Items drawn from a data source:
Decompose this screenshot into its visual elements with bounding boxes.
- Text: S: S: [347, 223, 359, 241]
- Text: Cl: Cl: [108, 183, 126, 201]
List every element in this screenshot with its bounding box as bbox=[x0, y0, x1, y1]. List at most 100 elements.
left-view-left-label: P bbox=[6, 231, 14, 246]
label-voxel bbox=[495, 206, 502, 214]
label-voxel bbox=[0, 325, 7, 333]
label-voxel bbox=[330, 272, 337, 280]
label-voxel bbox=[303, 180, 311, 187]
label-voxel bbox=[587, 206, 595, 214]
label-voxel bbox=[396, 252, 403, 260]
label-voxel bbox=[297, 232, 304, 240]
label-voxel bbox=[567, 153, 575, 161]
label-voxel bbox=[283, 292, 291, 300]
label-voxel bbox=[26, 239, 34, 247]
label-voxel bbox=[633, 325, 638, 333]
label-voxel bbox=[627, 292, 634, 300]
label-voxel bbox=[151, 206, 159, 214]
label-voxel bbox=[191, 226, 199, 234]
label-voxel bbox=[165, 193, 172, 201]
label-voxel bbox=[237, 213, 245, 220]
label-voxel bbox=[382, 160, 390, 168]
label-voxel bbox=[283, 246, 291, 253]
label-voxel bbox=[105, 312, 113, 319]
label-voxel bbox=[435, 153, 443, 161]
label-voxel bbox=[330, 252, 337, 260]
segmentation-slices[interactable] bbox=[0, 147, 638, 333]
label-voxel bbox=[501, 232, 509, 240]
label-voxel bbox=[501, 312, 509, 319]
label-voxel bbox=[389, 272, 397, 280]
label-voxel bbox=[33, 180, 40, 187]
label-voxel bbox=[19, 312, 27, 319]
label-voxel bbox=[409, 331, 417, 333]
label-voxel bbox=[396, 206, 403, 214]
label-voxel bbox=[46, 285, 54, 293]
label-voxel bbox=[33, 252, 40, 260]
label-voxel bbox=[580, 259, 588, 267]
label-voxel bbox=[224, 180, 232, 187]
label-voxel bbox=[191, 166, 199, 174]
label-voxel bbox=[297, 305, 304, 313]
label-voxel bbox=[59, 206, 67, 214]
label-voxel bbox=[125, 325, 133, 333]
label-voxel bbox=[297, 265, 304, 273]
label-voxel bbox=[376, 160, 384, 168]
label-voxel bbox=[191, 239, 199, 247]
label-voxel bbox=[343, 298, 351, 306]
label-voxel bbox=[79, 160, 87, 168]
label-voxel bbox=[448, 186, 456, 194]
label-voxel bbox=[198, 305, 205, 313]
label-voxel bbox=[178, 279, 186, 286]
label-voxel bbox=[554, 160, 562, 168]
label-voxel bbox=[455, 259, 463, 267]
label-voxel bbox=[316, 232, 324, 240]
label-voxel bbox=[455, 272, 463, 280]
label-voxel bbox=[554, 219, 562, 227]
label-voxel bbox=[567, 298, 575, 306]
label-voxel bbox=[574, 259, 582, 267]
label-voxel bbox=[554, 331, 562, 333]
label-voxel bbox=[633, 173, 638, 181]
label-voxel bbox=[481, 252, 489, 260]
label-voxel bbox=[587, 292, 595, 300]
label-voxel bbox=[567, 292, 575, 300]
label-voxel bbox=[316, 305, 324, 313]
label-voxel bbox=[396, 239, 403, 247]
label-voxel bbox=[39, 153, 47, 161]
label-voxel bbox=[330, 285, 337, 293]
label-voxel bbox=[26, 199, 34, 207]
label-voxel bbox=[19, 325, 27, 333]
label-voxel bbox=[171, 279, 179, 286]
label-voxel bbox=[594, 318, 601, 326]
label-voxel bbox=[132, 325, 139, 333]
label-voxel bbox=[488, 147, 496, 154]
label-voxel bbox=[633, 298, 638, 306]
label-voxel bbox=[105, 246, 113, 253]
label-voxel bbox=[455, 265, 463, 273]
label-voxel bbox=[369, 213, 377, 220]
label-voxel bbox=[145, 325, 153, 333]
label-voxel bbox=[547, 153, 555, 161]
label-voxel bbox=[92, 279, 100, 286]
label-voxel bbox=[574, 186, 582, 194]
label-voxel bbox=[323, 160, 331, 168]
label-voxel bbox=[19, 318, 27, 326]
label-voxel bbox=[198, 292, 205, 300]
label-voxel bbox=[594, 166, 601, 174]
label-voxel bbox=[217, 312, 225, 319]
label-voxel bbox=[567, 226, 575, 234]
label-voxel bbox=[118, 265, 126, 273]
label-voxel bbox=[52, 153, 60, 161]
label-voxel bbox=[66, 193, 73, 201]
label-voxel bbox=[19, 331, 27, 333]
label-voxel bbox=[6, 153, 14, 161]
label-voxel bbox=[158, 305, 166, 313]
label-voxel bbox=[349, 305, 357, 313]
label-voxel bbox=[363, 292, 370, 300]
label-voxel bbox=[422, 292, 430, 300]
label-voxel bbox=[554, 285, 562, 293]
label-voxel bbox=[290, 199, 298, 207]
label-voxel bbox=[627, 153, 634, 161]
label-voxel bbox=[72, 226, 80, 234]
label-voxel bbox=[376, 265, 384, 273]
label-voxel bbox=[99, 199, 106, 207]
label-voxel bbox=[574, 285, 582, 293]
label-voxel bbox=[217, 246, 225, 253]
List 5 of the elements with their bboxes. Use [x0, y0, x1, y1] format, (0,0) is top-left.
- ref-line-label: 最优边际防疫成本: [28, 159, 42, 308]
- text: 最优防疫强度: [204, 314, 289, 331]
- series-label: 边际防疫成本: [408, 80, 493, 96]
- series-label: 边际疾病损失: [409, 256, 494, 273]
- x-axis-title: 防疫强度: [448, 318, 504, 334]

_Work to complete_. Count how many lines of the data above contain the string "screenshot", matching case exactly. Give only the number.

_Answer for this exercise_. 2